§ **Exercise details**
The records below are made of lines; count those holding the word "child" and give the number only.

§ **Stored rows**

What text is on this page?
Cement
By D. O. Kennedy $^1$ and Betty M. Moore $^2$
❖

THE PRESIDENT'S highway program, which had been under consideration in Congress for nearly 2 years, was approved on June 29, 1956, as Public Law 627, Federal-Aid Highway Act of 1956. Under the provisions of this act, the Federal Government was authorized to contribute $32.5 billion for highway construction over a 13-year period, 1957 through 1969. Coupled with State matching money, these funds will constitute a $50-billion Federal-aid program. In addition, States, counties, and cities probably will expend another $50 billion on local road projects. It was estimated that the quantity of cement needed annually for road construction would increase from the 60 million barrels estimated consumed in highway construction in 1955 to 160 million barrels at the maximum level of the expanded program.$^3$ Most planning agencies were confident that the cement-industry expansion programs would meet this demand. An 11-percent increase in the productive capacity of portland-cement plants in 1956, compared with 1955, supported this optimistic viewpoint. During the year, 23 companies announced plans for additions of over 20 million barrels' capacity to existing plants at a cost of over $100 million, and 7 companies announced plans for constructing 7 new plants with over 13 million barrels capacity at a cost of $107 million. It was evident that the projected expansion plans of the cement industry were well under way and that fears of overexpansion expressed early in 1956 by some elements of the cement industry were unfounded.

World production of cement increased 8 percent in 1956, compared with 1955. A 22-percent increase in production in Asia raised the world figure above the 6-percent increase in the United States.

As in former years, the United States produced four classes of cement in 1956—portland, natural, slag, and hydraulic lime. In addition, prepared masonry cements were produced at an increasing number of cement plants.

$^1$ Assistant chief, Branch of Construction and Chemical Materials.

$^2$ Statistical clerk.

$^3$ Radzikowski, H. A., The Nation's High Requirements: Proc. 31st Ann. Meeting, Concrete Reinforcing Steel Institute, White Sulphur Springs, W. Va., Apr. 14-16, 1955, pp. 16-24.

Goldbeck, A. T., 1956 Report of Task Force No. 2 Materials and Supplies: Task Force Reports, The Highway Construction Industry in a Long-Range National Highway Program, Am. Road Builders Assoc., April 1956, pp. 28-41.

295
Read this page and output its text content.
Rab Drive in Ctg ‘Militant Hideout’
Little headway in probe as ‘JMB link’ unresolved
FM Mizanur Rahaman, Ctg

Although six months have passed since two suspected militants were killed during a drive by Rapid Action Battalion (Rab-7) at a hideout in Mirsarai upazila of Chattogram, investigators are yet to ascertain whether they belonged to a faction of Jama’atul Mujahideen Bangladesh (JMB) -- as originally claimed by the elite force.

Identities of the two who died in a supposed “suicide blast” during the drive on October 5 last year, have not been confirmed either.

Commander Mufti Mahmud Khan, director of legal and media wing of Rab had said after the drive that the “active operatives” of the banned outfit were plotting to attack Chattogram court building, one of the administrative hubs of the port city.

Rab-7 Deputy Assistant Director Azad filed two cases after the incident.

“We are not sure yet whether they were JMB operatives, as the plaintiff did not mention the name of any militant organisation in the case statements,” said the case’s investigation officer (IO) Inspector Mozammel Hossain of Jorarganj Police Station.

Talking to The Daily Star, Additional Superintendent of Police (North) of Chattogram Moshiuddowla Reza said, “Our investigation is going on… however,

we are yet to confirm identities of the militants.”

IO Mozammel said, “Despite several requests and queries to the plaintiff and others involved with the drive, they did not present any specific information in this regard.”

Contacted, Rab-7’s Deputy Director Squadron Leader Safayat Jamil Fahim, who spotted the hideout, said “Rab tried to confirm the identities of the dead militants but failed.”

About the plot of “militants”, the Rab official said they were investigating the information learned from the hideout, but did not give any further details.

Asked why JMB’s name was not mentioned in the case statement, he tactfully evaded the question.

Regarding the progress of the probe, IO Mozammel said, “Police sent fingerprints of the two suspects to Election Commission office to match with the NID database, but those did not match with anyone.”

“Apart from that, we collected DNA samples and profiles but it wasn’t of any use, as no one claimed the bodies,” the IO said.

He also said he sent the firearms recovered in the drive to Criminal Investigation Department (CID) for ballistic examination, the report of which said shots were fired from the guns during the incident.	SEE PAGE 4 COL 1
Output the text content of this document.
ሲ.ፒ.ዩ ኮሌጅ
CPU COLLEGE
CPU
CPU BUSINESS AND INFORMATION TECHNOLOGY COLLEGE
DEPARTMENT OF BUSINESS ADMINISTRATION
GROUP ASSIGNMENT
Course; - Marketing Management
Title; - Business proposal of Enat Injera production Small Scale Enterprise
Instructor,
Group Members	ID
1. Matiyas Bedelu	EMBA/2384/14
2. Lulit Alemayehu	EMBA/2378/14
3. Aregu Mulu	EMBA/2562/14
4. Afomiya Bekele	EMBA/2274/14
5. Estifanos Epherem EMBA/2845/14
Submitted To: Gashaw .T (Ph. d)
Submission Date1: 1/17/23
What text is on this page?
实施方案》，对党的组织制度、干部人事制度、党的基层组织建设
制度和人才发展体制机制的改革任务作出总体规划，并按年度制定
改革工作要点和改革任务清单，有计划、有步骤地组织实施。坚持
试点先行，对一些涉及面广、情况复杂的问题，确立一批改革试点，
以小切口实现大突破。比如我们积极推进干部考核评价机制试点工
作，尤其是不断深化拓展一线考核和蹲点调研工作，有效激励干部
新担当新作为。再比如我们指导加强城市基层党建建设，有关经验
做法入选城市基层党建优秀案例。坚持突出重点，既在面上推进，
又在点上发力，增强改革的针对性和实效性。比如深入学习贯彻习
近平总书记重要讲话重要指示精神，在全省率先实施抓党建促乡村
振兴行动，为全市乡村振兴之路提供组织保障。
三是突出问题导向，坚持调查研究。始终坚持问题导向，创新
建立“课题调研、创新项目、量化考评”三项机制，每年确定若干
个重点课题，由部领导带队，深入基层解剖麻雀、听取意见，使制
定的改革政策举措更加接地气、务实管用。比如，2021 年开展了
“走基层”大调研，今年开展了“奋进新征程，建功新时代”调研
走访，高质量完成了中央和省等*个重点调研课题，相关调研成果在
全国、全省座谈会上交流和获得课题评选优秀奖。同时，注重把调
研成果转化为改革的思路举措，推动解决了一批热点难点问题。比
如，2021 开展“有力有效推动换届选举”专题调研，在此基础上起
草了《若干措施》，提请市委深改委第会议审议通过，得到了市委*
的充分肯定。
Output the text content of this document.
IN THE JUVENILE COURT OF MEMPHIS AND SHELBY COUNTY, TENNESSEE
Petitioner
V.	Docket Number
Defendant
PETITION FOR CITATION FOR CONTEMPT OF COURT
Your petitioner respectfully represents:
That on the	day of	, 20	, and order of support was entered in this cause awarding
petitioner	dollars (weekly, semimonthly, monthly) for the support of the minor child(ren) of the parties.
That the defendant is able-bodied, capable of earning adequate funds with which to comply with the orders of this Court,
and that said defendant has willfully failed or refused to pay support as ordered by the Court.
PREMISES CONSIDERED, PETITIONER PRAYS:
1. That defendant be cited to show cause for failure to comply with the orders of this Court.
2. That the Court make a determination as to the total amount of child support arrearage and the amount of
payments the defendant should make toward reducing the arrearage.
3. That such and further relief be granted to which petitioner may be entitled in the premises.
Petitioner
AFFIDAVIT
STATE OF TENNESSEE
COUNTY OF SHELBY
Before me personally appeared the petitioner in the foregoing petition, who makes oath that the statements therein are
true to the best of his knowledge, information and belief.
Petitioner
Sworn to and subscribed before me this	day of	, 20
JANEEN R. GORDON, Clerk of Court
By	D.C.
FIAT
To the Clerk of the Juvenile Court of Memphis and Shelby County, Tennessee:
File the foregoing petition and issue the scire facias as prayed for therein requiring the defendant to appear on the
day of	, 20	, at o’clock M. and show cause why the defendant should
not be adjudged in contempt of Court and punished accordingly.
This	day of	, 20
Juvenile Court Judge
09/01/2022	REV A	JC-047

§ **Output**
2